Some records:
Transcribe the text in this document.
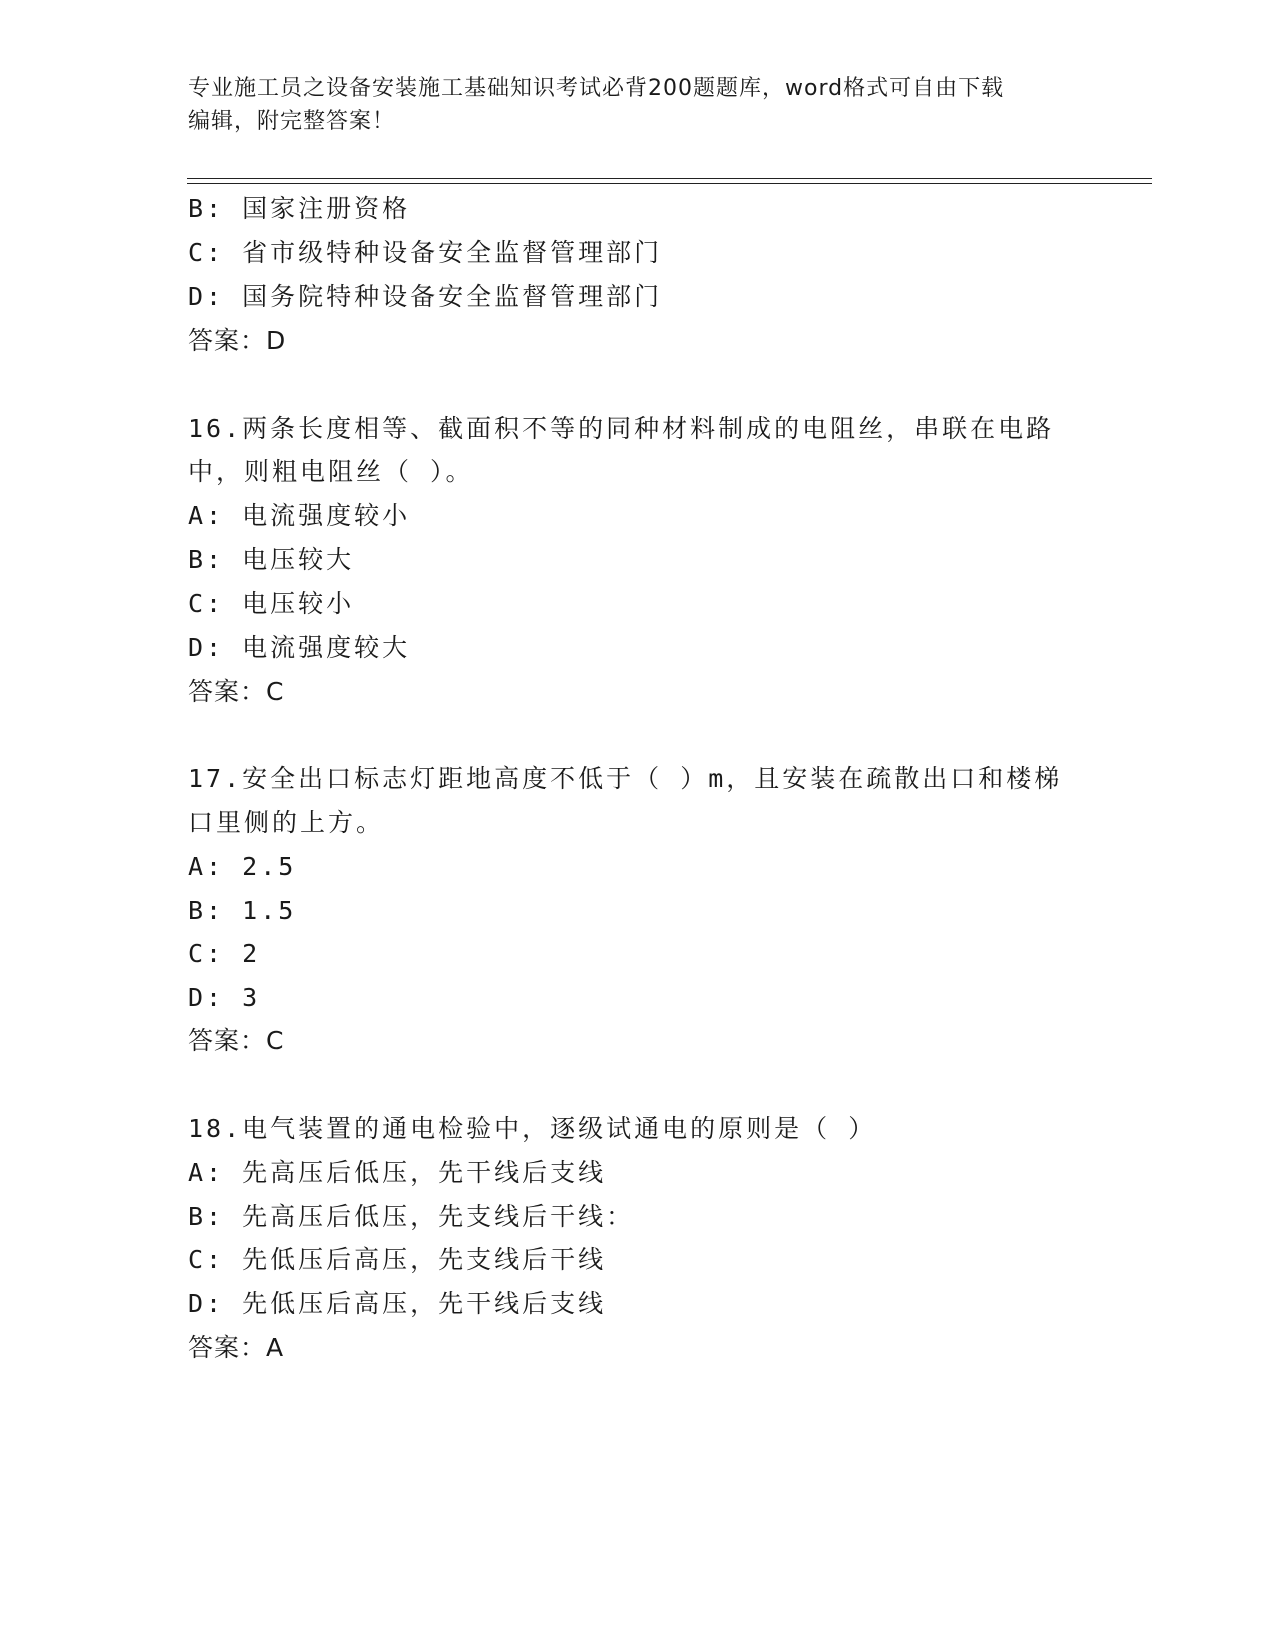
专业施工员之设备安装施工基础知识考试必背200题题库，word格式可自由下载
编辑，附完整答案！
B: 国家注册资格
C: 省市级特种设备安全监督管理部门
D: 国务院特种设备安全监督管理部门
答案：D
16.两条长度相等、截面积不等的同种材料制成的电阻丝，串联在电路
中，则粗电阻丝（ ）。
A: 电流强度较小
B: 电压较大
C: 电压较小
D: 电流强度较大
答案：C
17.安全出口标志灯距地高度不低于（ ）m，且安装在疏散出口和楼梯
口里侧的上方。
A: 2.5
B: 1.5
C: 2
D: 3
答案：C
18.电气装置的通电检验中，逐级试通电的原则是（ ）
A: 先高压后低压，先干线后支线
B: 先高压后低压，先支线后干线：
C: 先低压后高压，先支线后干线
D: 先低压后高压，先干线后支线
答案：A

[Exercise brief] Will you restate every entry word for word and omit the images?

[Task output]
Transcribe the text in this document.
专业施工员之设备安装施工基础知识考试必背200题题库，word格式可自由下载
编辑，附完整答案！
B: 国家注册资格
C: 省市级特种设备安全监督管理部门
D: 国务院特种设备安全监督管理部门
答案：D
16.两条长度相等、截面积不等的同种材料制成的电阻丝，串联在电路
中，则粗电阻丝（ ）。
A: 电流强度较小
B: 电压较大
C: 电压较小
D: 电流强度较大
答案：C
17.安全出口标志灯距地高度不低于（ ）m，且安装在疏散出口和楼梯
口里侧的上方。
A: 2.5
B: 1.5
C: 2
D: 3
答案：C
18.电气装置的通电检验中，逐级试通电的原则是（ ）
A: 先高压后低压，先干线后支线
B: 先高压后低压，先支线后干线：
C: 先低压后高压，先支线后干线
D: 先低压后高压，先干线后支线
答案：A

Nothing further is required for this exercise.